INSTRUCTIONS FOR THE TASK
Reproduce the whole listing, character for character.

RECORDS SUPPLIED
● ● ● ● ●

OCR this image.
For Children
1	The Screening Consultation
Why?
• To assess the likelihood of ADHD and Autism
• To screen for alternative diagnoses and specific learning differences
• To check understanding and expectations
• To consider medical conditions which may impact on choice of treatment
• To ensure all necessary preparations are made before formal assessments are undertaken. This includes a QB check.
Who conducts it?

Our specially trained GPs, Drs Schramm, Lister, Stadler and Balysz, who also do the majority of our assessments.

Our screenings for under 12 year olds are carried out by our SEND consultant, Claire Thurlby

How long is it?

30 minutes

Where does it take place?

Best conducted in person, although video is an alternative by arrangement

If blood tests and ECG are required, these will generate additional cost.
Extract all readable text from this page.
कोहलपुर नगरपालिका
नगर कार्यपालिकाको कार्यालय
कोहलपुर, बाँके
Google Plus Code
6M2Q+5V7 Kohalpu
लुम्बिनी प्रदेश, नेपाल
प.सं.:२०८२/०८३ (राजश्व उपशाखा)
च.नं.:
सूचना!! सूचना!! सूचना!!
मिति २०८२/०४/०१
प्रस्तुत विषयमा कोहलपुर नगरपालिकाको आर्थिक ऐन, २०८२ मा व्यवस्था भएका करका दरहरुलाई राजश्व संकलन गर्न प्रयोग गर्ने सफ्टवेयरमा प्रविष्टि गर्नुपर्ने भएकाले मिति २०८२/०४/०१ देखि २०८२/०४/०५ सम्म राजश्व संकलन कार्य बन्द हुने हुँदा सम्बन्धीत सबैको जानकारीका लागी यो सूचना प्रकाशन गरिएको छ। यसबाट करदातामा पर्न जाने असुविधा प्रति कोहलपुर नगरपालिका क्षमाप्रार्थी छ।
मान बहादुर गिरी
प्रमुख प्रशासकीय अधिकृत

● ● ● ● ●

WRITTEN ANSWER
OCR this image.
For Children
1	The Screening Consultation
Why?
• To assess the likelihood of ADHD and Autism
• To screen for alternative diagnoses and specific learning differences
• To check understanding and expectations
• To consider medical conditions which may impact on choice of treatment
• To ensure all necessary preparations are made before formal assessments are undertaken. This includes a QB check.
Who conducts it?

Our specially trained GPs, Drs Schramm, Lister, Stadler and Balysz, who also do the majority of our assessments.

Our screenings for under 12 year olds are carried out by our SEND consultant, Claire Thurlby

How long is it?

30 minutes

Where does it take place?

Best conducted in person, although video is an alternative by arrangement

If blood tests and ECG are required, these will generate additional cost.
Extract all readable text from this page.
कोहलपुर नगरपालिका
नगर कार्यपालिकाको कार्यालय
कोहलपुर, बाँके
Google Plus Code
6M2Q+5V7 Kohalpu
लुम्बिनी प्रदेश, नेपाल
प.सं.:२०८२/०८३ (राजश्व उपशाखा)
च.नं.:
सूचना!! सूचना!! सूचना!!
मिति २०८२/०४/०१
प्रस्तुत विषयमा कोहलपुर नगरपालिकाको आर्थिक ऐन, २०८२ मा व्यवस्था भएका करका दरहरुलाई राजश्व संकलन गर्न प्रयोग गर्ने सफ्टवेयरमा प्रविष्टि गर्नुपर्ने भएकाले मिति २०८२/०४/०१ देखि २०८२/०४/०५ सम्म राजश्व संकलन कार्य बन्द हुने हुँदा सम्बन्धीत सबैको जानकारीका लागी यो सूचना प्रकाशन गरिएको छ। यसबाट करदातामा पर्न जाने असुविधा प्रति कोहलपुर नगरपालिका क्षमाप्रार्थी छ।
मान बहादुर गिरी
प्रमुख प्रशासकीय अधिकृत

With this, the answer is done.